_Exercise requirements_
Could you write out every entry exactly as it stands?

--- START ---

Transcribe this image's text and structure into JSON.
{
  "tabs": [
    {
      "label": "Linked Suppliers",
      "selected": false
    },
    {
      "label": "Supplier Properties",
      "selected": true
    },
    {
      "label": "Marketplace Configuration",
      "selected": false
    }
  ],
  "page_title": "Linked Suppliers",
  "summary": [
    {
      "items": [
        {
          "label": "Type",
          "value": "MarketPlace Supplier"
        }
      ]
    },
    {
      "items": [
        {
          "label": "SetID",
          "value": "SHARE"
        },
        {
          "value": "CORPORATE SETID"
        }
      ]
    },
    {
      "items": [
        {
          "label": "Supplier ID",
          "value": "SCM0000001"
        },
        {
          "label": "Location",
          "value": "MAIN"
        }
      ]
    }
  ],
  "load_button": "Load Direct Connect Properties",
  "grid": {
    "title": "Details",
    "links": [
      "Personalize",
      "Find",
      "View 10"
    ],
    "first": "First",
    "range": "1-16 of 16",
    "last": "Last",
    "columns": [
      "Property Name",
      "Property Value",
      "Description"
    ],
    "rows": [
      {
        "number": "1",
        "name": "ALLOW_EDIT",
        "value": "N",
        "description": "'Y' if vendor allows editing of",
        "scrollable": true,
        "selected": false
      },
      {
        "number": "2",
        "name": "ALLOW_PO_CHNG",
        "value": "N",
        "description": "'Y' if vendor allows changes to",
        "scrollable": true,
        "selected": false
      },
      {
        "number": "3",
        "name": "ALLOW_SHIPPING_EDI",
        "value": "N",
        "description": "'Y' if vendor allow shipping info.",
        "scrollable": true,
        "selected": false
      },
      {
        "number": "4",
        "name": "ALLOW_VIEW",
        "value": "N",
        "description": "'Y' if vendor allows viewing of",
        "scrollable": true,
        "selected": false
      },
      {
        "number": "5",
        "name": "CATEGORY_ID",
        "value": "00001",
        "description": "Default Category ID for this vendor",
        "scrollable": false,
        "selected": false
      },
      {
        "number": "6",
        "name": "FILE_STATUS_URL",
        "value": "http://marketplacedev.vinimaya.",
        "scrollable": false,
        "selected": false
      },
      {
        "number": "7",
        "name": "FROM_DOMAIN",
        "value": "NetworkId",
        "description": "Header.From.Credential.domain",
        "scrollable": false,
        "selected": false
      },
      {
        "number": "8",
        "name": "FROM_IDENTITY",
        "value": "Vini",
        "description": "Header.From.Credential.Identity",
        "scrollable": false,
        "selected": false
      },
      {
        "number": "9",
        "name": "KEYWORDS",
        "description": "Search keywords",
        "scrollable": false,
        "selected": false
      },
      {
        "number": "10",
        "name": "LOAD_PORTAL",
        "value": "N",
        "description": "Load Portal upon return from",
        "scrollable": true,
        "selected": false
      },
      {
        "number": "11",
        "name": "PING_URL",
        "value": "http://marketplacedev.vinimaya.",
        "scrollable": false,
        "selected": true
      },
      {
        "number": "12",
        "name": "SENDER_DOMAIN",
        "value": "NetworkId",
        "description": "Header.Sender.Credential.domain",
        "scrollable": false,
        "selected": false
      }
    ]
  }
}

--- END ---

_Result_
Transcribe this image's text and structure into JSON.
{
  "tabs": [
    {
      "label": "Linked Suppliers",
      "selected": false
    },
    {
      "label": "Supplier Properties",
      "selected": true
    },
    {
      "label": "Marketplace Configuration",
      "selected": false
    }
  ],
  "page_title": "Linked Suppliers",
  "summary": [
    {
      "items": [
        {
          "label": "Type",
          "value": "MarketPlace Supplier"
        }
      ]
    },
    {
      "items": [
        {
          "label": "SetID",
          "value": "SHARE"
        },
        {
          "value": "CORPORATE SETID"
        }
      ]
    },
    {
      "items": [
        {
          "label": "Supplier ID",
          "value": "SCM0000001"
        },
        {
          "label": "Location",
          "value": "MAIN"
        }
      ]
    }
  ],
  "load_button": "Load Direct Connect Properties",
  "grid": {
    "title": "Details",
    "links": [
      "Personalize",
      "Find",
      "View 10"
    ],
    "first": "First",
    "range": "1-16 of 16",
    "last": "Last",
    "columns": [
      "Property Name",
      "Property Value",
      "Description"
    ],
    "rows": [
      {
        "number": "1",
        "name": "ALLOW_EDIT",
        "value": "N",
        "description": "'Y' if vendor allows editing of",
        "scrollable": true,
        "selected": false
      },
      {
        "number": "2",
        "name": "ALLOW_PO_CHNG",
        "value": "N",
        "description": "'Y' if vendor allows changes to",
        "scrollable": true,
        "selected": false
      },
      {
        "number": "3",
        "name": "ALLOW_SHIPPING_EDI",
        "value": "N",
        "description": "'Y' if vendor allow shipping info.",
        "scrollable": true,
        "selected": false
      },
      {
        "number": "4",
        "name": "ALLOW_VIEW",
        "value": "N",
        "description": "'Y' if vendor allows viewing of",
        "scrollable": true,
        "selected": false
      },
      {
        "number": "5",
        "name": "CATEGORY_ID",
        "value": "00001",
        "description": "Default Category ID for this vendor",
        "scrollable": false,
        "selected": false
      },
      {
        "number": "6",
        "name": "FILE_STATUS_URL",
        "value": "http://marketplacedev.vinimaya.",
        "scrollable": false,
        "selected": false
      },
      {
        "number": "7",
        "name": "FROM_DOMAIN",
        "value": "NetworkId",
        "description": "Header.From.Credential.domain",
        "scrollable": false,
        "selected": false
      },
      {
        "number": "8",
        "name": "FROM_IDENTITY",
        "value": "Vini",
        "description": "Header.From.Credential.Identity",
        "scrollable": false,
        "selected": false
      },
      {
        "number": "9",
        "name": "KEYWORDS",
        "description": "Search keywords",
        "scrollable": false,
        "selected": false
      },
      {
        "number": "10",
        "name": "LOAD_PORTAL",
        "value": "N",
        "description": "Load Portal upon return from",
        "scrollable": true,
        "selected": false
      },
      {
        "number": "11",
        "name": "PING_URL",
        "value": "http://marketplacedev.vinimaya.",
        "scrollable": false,
        "selected": true
      },
      {
        "number": "12",
        "name": "SENDER_DOMAIN",
        "value": "NetworkId",
        "description": "Header.Sender.Credential.domain",
        "scrollable": false,
        "selected": false
      }
    ]
  }
}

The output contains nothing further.